## What you will do
Return all of the data exactly as given.

## Provided data

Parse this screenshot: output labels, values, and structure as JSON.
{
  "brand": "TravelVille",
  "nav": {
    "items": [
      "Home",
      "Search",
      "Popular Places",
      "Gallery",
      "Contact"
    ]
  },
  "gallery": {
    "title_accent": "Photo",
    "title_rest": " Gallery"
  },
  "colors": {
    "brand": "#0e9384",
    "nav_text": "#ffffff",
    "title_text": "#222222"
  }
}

## Expected answer
Parse this screenshot: output labels, values, and structure as JSON.
{
  "brand": "TravelVille",
  "nav": {
    "items": [
      "Home",
      "Search",
      "Popular Places",
      "Gallery",
      "Contact"
    ]
  },
  "gallery": {
    "title_accent": "Photo",
    "title_rest": " Gallery"
  },
  "colors": {
    "brand": "#0e9384",
    "nav_text": "#ffffff",
    "title_text": "#222222"
  }
}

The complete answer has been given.